> **Aim of the exercise**
Please output the lines shown below exactly as they appear.

> **Records for this task**
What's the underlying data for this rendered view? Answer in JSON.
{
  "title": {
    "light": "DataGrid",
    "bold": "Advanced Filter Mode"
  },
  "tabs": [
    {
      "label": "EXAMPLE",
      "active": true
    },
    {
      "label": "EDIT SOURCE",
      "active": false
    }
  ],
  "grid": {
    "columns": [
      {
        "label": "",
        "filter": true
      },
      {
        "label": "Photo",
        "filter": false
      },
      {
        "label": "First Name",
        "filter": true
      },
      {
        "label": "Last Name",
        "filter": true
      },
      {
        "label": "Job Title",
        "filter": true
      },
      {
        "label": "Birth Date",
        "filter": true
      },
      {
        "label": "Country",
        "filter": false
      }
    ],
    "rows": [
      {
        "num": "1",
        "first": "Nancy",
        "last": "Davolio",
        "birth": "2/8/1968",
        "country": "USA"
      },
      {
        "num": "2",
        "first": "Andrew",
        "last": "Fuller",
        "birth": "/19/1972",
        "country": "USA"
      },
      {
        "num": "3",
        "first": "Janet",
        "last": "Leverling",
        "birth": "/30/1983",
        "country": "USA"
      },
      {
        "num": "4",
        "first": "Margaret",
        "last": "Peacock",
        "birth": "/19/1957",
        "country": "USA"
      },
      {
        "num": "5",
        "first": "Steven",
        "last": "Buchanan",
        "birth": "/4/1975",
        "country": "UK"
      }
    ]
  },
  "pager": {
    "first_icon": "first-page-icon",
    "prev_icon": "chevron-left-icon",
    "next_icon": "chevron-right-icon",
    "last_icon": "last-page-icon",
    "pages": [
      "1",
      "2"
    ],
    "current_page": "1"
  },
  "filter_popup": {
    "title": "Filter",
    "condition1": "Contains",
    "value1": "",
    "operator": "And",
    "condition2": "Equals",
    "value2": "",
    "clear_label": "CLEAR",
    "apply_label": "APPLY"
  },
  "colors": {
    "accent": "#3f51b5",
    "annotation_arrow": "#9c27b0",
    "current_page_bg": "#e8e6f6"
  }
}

> **Solution to the exercise**
What's the underlying data for this rendered view? Answer in JSON.
{
  "title": {
    "light": "DataGrid",
    "bold": "Advanced Filter Mode"
  },
  "tabs": [
    {
      "label": "EXAMPLE",
      "active": true
    },
    {
      "label": "EDIT SOURCE",
      "active": false
    }
  ],
  "grid": {
    "columns": [
      {
        "label": "",
        "filter": true
      },
      {
        "label": "Photo",
        "filter": false
      },
      {
        "label": "First Name",
        "filter": true
      },
      {
        "label": "Last Name",
        "filter": true
      },
      {
        "label": "Job Title",
        "filter": true
      },
      {
        "label": "Birth Date",
        "filter": true
      },
      {
        "label": "Country",
        "filter": false
      }
    ],
    "rows": [
      {
        "num": "1",
        "first": "Nancy",
        "last": "Davolio",
        "birth": "2/8/1968",
        "country": "USA"
      },
      {
        "num": "2",
        "first": "Andrew",
        "last": "Fuller",
        "birth": "/19/1972",
        "country": "USA"
      },
      {
        "num": "3",
        "first": "Janet",
        "last": "Leverling",
        "birth": "/30/1983",
        "country": "USA"
      },
      {
        "num": "4",
        "first": "Margaret",
        "last": "Peacock",
        "birth": "/19/1957",
        "country": "USA"
      },
      {
        "num": "5",
        "first": "Steven",
        "last": "Buchanan",
        "birth": "/4/1975",
        "country": "UK"
      }
    ]
  },
  "pager": {
    "first_icon": "first-page-icon",
    "prev_icon": "chevron-left-icon",
    "next_icon": "chevron-right-icon",
    "last_icon": "last-page-icon",
    "pages": [
      "1",
      "2"
    ],
    "current_page": "1"
  },
  "filter_popup": {
    "title": "Filter",
    "condition1": "Contains",
    "value1": "",
    "operator": "And",
    "condition2": "Equals",
    "value2": "",
    "clear_label": "CLEAR",
    "apply_label": "APPLY"
  },
  "colors": {
    "accent": "#3f51b5",
    "annotation_arrow": "#9c27b0",
    "current_page_bg": "#e8e6f6"
  }
}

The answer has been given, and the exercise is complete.